Requirement — Write out the entries below word for word, beginning with their first line and stopping after the line that contains "x-tick-label: 00:00 <box>511", including that line.

---------- Supplied information ----------

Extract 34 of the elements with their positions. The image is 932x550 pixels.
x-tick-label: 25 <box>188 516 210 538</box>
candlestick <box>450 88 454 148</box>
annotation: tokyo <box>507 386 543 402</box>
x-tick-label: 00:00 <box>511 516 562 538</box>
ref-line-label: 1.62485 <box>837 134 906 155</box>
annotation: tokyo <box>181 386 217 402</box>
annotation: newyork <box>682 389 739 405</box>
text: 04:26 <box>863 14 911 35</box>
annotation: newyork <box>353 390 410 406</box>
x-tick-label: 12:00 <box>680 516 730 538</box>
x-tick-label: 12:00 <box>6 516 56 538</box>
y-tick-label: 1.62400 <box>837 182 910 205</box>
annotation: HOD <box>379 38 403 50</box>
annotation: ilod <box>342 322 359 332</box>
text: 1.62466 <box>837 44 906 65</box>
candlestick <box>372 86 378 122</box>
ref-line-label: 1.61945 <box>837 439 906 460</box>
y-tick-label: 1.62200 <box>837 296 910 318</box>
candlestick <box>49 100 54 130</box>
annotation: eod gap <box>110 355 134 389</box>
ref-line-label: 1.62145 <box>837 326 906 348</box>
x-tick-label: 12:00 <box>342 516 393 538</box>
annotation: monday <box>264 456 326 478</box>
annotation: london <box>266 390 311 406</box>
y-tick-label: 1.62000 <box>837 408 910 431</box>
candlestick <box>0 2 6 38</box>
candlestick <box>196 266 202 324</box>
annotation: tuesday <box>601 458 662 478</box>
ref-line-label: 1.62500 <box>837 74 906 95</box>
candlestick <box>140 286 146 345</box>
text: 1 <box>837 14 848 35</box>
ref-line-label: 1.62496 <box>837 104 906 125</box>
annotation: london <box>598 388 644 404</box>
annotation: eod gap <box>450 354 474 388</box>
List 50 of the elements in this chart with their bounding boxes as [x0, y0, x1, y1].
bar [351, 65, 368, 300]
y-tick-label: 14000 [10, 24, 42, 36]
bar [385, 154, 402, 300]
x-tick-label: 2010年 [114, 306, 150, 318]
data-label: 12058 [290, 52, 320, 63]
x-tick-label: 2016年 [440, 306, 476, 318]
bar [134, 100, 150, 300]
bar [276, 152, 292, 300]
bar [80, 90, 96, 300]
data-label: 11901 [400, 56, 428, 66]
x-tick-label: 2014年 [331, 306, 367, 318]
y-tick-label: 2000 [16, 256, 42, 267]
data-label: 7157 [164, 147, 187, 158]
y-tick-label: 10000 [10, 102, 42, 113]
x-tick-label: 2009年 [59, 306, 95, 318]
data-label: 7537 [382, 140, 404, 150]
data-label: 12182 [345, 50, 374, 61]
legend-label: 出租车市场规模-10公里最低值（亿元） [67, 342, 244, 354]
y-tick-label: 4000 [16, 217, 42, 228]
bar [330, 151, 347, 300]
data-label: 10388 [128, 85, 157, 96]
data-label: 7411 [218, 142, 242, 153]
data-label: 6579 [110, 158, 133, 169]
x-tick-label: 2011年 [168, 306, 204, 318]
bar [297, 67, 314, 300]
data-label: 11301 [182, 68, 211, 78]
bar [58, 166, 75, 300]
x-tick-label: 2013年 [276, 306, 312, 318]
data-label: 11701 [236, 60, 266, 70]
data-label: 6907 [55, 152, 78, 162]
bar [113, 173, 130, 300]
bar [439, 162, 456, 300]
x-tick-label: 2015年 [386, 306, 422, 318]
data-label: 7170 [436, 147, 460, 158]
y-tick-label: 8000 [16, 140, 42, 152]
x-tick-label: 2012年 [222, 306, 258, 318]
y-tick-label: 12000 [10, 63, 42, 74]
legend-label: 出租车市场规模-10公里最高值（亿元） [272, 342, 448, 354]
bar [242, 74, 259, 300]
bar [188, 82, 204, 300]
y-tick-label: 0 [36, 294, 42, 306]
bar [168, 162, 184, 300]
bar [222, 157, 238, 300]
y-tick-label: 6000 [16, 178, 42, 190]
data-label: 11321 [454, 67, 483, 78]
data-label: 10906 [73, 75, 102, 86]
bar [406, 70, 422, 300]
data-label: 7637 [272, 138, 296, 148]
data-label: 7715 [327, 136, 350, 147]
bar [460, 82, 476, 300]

----------

Complete output —
Extract 34 of the elements with their positions. The image is 932x550 pixels.
x-tick-label: 25 <box>188 516 210 538</box>
candlestick <box>450 88 454 148</box>
annotation: tokyo <box>507 386 543 402</box>
x-tick-label: 00:00 <box>511 516 562 538</box>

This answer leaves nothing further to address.